O que sobressai no novo regime de fidelizações?

Apesar das mais diversas críticas, o legislador optou, por certa forma, por uma política de continuidade do regime anterior, embora tenha criado novas problemáticas, em especial nos temas de prolongamentos de fidelizações e refidelizações (introduzindo agora os conceitos de fidelização inicial e subsequente). Assim, mantém-se a possibilidade de os períodos de fidelização atingirem 24 meses de duração (artigo 131.º), continuando a ratio do regime a assentar na atribuição, por parte da empresa, de contrapartidas, devidamente identificadas e quantificadas no contrato, associadas: (i) à subsidiação de equipamentos terminais; (ii) à instalação do serviço, quando aplicável; (iii) à ativação do serviço ou (iv) a outras condições promocionais

 

Os termos do cálculo da compensação em caso de denúncia do contrato por iniciativa do consumidor permanecem iguais?

Não. O regime apresenta várias e importantes novidades de contornos e impactos incertos, com destaque para a previsão de que os encargos não podem exceder o menor dos seguintes valores (artigo 136.º/4):

(i)    A vantagem conferida ao consumidor, como tal identificada e quantificada no contrato celebrado, de forma proporcional ao remanescente do período de fidelização; ou

(ii)   Uma percentagem das mensalidades vincendas, variável consoante exista período de fidelização inicial ou subsequente, que varia, respetivamente, entre o máximo de 50% ou de 30%.

Mantém-se ainda a regra (artigo 136.º/6) de que as empresas devem conservar as gravações telefónicas geradas com os respetivos clientes, embora limitadas à figura da denúncia e pelo prazo de prescrição e caducidade das obrigações resultantes dos contratos. Além da má técnica legislativa, estas regras levantam muitas dúvidas.

 

O desbloqueamento de equipamentos terminais continua a seguir o regime do Decreto-Lei n.º 56/2010, de 1 de junho?

Não. A Nova Lei das Comunicações Eletrónicas incorpora este regime, onde se mantém, por exemplo, a proibição de cobrança de valores no final do período de fidelização, bem como as % de cobrança-limite durante este período, mas são introduzidos diversos outros aspetos inovadores. Afigura-se, no entanto, problemática a concatenação com o regime, não expressamente revogado, do Decreto-Lei n.º 56/2010, de 1 de junho.

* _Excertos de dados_
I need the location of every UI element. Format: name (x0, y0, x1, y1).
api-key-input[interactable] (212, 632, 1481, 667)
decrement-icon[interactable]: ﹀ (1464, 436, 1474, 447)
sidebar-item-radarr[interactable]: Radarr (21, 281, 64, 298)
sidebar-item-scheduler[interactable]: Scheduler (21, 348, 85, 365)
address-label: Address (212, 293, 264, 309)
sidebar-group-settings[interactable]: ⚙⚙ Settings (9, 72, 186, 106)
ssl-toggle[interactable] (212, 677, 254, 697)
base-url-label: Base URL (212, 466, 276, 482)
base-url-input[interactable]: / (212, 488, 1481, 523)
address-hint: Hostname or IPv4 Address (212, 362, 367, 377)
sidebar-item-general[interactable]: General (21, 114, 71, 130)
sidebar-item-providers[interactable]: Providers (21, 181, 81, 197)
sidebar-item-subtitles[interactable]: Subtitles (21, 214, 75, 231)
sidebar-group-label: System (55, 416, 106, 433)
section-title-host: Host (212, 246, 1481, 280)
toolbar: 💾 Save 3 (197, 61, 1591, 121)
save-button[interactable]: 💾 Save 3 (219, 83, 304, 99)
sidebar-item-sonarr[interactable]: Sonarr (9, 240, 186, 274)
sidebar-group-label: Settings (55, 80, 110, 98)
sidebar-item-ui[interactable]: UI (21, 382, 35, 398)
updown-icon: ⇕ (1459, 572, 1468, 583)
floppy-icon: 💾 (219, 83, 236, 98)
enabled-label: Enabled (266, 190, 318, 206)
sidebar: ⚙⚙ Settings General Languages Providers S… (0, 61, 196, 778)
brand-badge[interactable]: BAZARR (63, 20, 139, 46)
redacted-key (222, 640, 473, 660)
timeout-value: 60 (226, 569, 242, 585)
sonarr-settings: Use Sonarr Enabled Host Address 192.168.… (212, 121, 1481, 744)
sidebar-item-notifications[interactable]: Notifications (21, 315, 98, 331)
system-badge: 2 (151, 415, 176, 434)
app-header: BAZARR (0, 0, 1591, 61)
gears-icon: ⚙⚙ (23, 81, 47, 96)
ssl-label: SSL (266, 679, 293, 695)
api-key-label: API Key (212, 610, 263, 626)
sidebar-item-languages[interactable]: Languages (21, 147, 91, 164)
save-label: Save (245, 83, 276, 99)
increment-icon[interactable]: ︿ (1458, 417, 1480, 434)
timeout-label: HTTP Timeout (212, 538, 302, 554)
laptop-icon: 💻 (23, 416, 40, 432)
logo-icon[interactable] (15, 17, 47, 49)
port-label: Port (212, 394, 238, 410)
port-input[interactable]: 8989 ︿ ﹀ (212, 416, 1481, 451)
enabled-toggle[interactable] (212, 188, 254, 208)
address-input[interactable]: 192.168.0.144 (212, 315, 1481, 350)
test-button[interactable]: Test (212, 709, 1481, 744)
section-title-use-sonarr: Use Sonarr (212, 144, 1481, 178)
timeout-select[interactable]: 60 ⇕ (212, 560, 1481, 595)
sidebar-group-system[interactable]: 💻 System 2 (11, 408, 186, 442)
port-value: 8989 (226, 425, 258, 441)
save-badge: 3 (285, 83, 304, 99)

* _PEDIDO_
Copie, sem mudar nada, o trecho do texto sobre as fidelizações que vai de "Mantém-se ainda a" até "levantam muitas dúvidas.".

* _RESPOSTA_
Mantém-se ainda a regra (artigo 136.º/6) de que as empresas devem conservar as gravações telefónicas geradas com os respetivos clientes, embora limitadas à figura da denúncia e pelo prazo de prescrição e caducidade das obrigações resultantes dos contratos. Além da má técnica legislativa, estas regras levantam muitas dúvidas.